AIM :: Transcribe the lines from the one containing "Read all visible" to the last line, inclusive, word for word. Include no pictures.

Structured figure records
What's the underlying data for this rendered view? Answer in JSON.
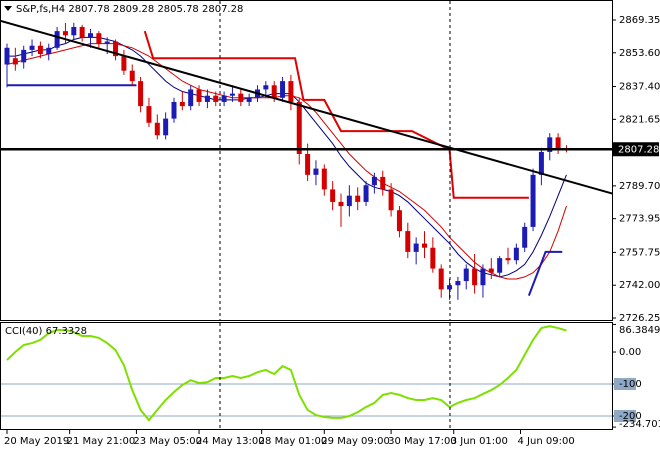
{
  "chart_data": [
    {
      "type": "candlestick",
      "title": "S&P,fs,H4",
      "up_color": "#1c1cb4",
      "down_color": "#d40000",
      "ylim": [
        2725.3,
        2878.95
      ],
      "yticks": [
        2869.35,
        {
          "value": 2853.6,
          "label": "2853.60"
        },
        {
          "value": 2837.4,
          "label": "2837.40"
        },
        2821.65,
        {
          "value": 2789.7,
          "label": "2789.70"
        },
        2773.95,
        2757.75,
        {
          "value": 2742.0,
          "label": "2742.00"
        },
        2726.25
      ],
      "xticks": [
        {
          "value": 0,
          "label": "20 May 2019"
        },
        {
          "value": 7.5,
          "label": "21 May 21:00"
        },
        {
          "value": 15.5,
          "label": "23 May 05:00"
        },
        {
          "value": 23,
          "label": "24 May 13:00"
        },
        {
          "value": 30.5,
          "label": "28 May 01:00"
        },
        {
          "value": 38,
          "label": "29 May 09:00"
        },
        {
          "value": 46,
          "label": "30 May 17:00"
        },
        {
          "value": 53.5,
          "label": "3 Jun 01:00"
        },
        {
          "value": 61.5,
          "label": "4 Jun 09:00"
        }
      ],
      "candles": [
        [
          2848,
          2858,
          2837,
          2856
        ],
        [
          2851,
          2856,
          2845,
          2848
        ],
        [
          2849,
          2857,
          2846,
          2855
        ],
        [
          2855,
          2860,
          2852,
          2857
        ],
        [
          2857,
          2859,
          2851,
          2853
        ],
        [
          2853,
          2858,
          2850,
          2856
        ],
        [
          2856,
          2866,
          2855,
          2864
        ],
        [
          2864,
          2868,
          2858,
          2862
        ],
        [
          2862,
          2868,
          2860,
          2866
        ],
        [
          2866,
          2867,
          2859,
          2861
        ],
        [
          2861,
          2865,
          2856,
          2863
        ],
        [
          2863,
          2864,
          2856,
          2858
        ],
        [
          2858,
          2861,
          2853,
          2859
        ],
        [
          2859,
          2860,
          2850,
          2852
        ],
        [
          2852,
          2855,
          2843,
          2845
        ],
        [
          2845,
          2848,
          2838,
          2840
        ],
        [
          2840,
          2842,
          2825,
          2828
        ],
        [
          2828,
          2832,
          2818,
          2820
        ],
        [
          2820,
          2824,
          2812,
          2814
        ],
        [
          2814,
          2825,
          2812,
          2822
        ],
        [
          2822,
          2832,
          2820,
          2830
        ],
        [
          2830,
          2835,
          2826,
          2828
        ],
        [
          2828,
          2838,
          2826,
          2836
        ],
        [
          2836,
          2838,
          2828,
          2830
        ],
        [
          2830,
          2836,
          2827,
          2833
        ],
        [
          2833,
          2835,
          2828,
          2830
        ],
        [
          2830,
          2835,
          2828,
          2833
        ],
        [
          2833,
          2838,
          2830,
          2834
        ],
        [
          2834,
          2836,
          2828,
          2830
        ],
        [
          2830,
          2834,
          2828,
          2832
        ],
        [
          2832,
          2838,
          2830,
          2836
        ],
        [
          2836,
          2840,
          2832,
          2838
        ],
        [
          2838,
          2840,
          2830,
          2832
        ],
        [
          2832,
          2842,
          2830,
          2840
        ],
        [
          2840,
          2843,
          2826,
          2830
        ],
        [
          2830,
          2832,
          2800,
          2805
        ],
        [
          2805,
          2810,
          2792,
          2795
        ],
        [
          2795,
          2802,
          2790,
          2798
        ],
        [
          2798,
          2800,
          2785,
          2788
        ],
        [
          2788,
          2792,
          2778,
          2782
        ],
        [
          2782,
          2786,
          2770,
          2780
        ],
        [
          2780,
          2790,
          2775,
          2785
        ],
        [
          2785,
          2789,
          2778,
          2782
        ],
        [
          2782,
          2792,
          2780,
          2790
        ],
        [
          2790,
          2796,
          2786,
          2794
        ],
        [
          2794,
          2797,
          2785,
          2788
        ],
        [
          2788,
          2791,
          2775,
          2778
        ],
        [
          2778,
          2780,
          2765,
          2768
        ],
        [
          2768,
          2772,
          2755,
          2758
        ],
        [
          2758,
          2765,
          2752,
          2762
        ],
        [
          2762,
          2768,
          2755,
          2760
        ],
        [
          2760,
          2765,
          2748,
          2750
        ],
        [
          2750,
          2752,
          2736,
          2740
        ],
        [
          2740,
          2745,
          2735,
          2742
        ],
        [
          2742,
          2746,
          2735,
          2744
        ],
        [
          2744,
          2752,
          2740,
          2750
        ],
        [
          2750,
          2757,
          2738,
          2742
        ],
        [
          2742,
          2752,
          2736,
          2750
        ],
        [
          2750,
          2755,
          2745,
          2748
        ],
        [
          2748,
          2756,
          2746,
          2755
        ],
        [
          2755,
          2760,
          2752,
          2754
        ],
        [
          2754,
          2762,
          2752,
          2760
        ],
        [
          2760,
          2772,
          2758,
          2770
        ],
        [
          2770,
          2798,
          2768,
          2795
        ],
        [
          2795,
          2808,
          2790,
          2806
        ],
        [
          2806,
          2815,
          2802,
          2813
        ],
        [
          2813,
          2815,
          2805,
          2807.78
        ],
        [
          2807.78,
          2809.28,
          2805.78,
          2807.28
        ]
      ],
      "lines": [
        {
          "color": "#000080",
          "values": [
            2852,
            2852,
            2853,
            2854,
            2855,
            2855,
            2857,
            2858,
            2860,
            2861,
            2861,
            2861,
            2860,
            2859,
            2857,
            2855,
            2852,
            2848,
            2844,
            2840,
            2837,
            2835,
            2834,
            2833,
            2832,
            2831,
            2831,
            2831,
            2831,
            2832,
            2832,
            2833,
            2834,
            2834,
            2834,
            2830,
            2825,
            2820,
            2815,
            2810,
            2804,
            2799,
            2795,
            2791,
            2789,
            2788,
            2787,
            2785,
            2782,
            2778,
            2774,
            2770,
            2766,
            2762,
            2757,
            2753,
            2750,
            2748,
            2747,
            2746,
            2747,
            2749,
            2752,
            2758,
            2766,
            2775,
            2785,
            2795
          ]
        },
        {
          "color": "#d40000",
          "values": [
            2848,
            2849,
            2850,
            2851,
            2852,
            2853,
            2854,
            2855,
            2856,
            2857,
            2858,
            2858,
            2858,
            2858,
            2857,
            2856,
            2854,
            2852,
            2849,
            2846,
            2843,
            2840,
            2838,
            2836,
            2835,
            2834,
            2833,
            2832,
            2832,
            2832,
            2832,
            2832,
            2832,
            2833,
            2833,
            2832,
            2829,
            2825,
            2820,
            2815,
            2810,
            2805,
            2801,
            2797,
            2794,
            2791,
            2789,
            2787,
            2784,
            2781,
            2778,
            2774,
            2770,
            2765,
            2761,
            2757,
            2753,
            2750,
            2748,
            2746,
            2745,
            2745,
            2746,
            2748,
            2752,
            2758,
            2768,
            2780
          ]
        }
      ],
      "steps": [
        {
          "color": "#e00000",
          "x": [
            16.5,
            17.5,
            34.5,
            35.5,
            38,
            40,
            48.5,
            53,
            53.5,
            62.5
          ],
          "values": [
            2864,
            2851,
            2851,
            2831,
            2831,
            2816,
            2816,
            2807,
            2784,
            2784
          ]
        },
        {
          "color": "#1c1cb4",
          "x": [
            0,
            15.5
          ],
          "values": [
            2838,
            2838
          ]
        },
        {
          "color": "#1c1cb4",
          "x": [
            62.5,
            64.5,
            66.5
          ],
          "values": [
            2737,
            2758,
            2758
          ]
        }
      ],
      "trendline": {
        "color": "#000000",
        "x": [
          -0.84,
          72.5
        ],
        "values": [
          2869,
          2786
        ]
      },
      "hline": 2807.28
    },
    {
      "type": "line",
      "title": "CCI(40)",
      "color": "#7ee000",
      "ylim": [
        -234.701,
        86.3849
      ],
      "yticks": [
        86.3849,
        {
          "value": 0,
          "label": "0.00"
        },
        -100,
        -200,
        -234.701
      ],
      "levels": [
        -100,
        -200
      ],
      "values": [
        -25,
        0,
        22,
        28,
        38,
        59,
        69,
        69,
        62,
        50,
        50,
        44,
        28,
        6,
        -41,
        -119,
        -181,
        -213,
        -181,
        -150,
        -125,
        -103,
        -88,
        -97,
        -94,
        -81,
        -81,
        -75,
        -81,
        -75,
        -63,
        -56,
        -69,
        -44,
        -56,
        -134,
        -181,
        -197,
        -203,
        -206,
        -206,
        -200,
        -188,
        -172,
        -159,
        -134,
        -128,
        -134,
        -144,
        -150,
        -150,
        -144,
        -150,
        -172,
        -159,
        -150,
        -144,
        -131,
        -119,
        -103,
        -81,
        -56,
        -9,
        38,
        75,
        81,
        75,
        67.3328
      ]
    }
  ]
}
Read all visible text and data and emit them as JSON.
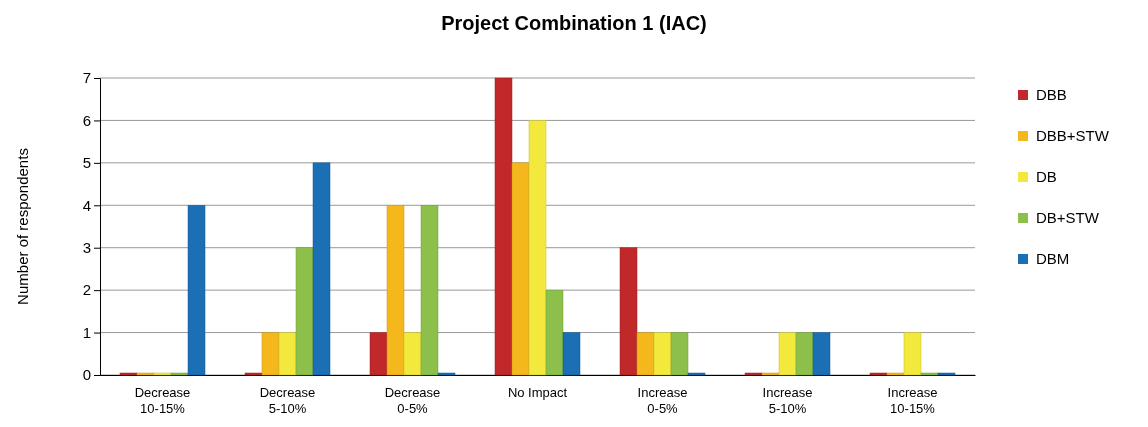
{
  "chart_data": {
    "type": "bar",
    "title": "Project Combination 1 (IAC)",
    "ylabel": "Number of respondents",
    "categories": [
      "Decrease 10-15%",
      "Decrease 5-10%",
      "Decrease 0-5%",
      "No Impact",
      "Increase 0-5%",
      "Increase 5-10%",
      "Increase 10-15%"
    ],
    "series": [
      {
        "name": "DBB",
        "color": "#c0282a",
        "values": [
          0,
          0,
          1,
          7,
          3,
          0,
          0
        ]
      },
      {
        "name": "DBB+STW",
        "color": "#f5b81c",
        "values": [
          0,
          1,
          4,
          5,
          1,
          0,
          0
        ]
      },
      {
        "name": "DB",
        "color": "#f2e93c",
        "values": [
          0,
          1,
          1,
          6,
          1,
          1,
          1
        ]
      },
      {
        "name": "DB+STW",
        "color": "#8dc04a",
        "values": [
          0,
          3,
          4,
          2,
          1,
          1,
          0
        ]
      },
      {
        "name": "DBM",
        "color": "#1a6fb5",
        "values": [
          4,
          5,
          0,
          1,
          0,
          1,
          0
        ]
      }
    ],
    "ylim": [
      0,
      7
    ],
    "yticks": [
      0,
      1,
      2,
      3,
      4,
      5,
      6,
      7
    ],
    "grid": "y",
    "legend": "right"
  }
}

ANSWER TO THE EXERCISE ::
Read all visible text and data and emit them as JSON.
{
  "chart_data": {
    "type": "bar",
    "title": "Project Combination 1 (IAC)",
    "ylabel": "Number of respondents",
    "categories": [
      "Decrease 10-15%",
      "Decrease 5-10%",
      "Decrease 0-5%",
      "No Impact",
      "Increase 0-5%",
      "Increase 5-10%",
      "Increase 10-15%"
    ],
    "series": [
      {
        "name": "DBB",
        "color": "#c0282a",
        "values": [
          0,
          0,
          1,
          7,
          3,
          0,
          0
        ]
      },
      {
        "name": "DBB+STW",
        "color": "#f5b81c",
        "values": [
          0,
          1,
          4,
          5,
          1,
          0,
          0
        ]
      },
      {
        "name": "DB",
        "color": "#f2e93c",
        "values": [
          0,
          1,
          1,
          6,
          1,
          1,
          1
        ]
      },
      {
        "name": "DB+STW",
        "color": "#8dc04a",
        "values": [
          0,
          3,
          4,
          2,
          1,
          1,
          0
        ]
      },
      {
        "name": "DBM",
        "color": "#1a6fb5",
        "values": [
          4,
          5,
          0,
          1,
          0,
          1,
          0
        ]
      }
    ],
    "ylim": [
      0,
      7
    ],
    "yticks": [
      0,
      1,
      2,
      3,
      4,
      5,
      6,
      7
    ],
    "grid": "y",
    "legend": "right"
  }
}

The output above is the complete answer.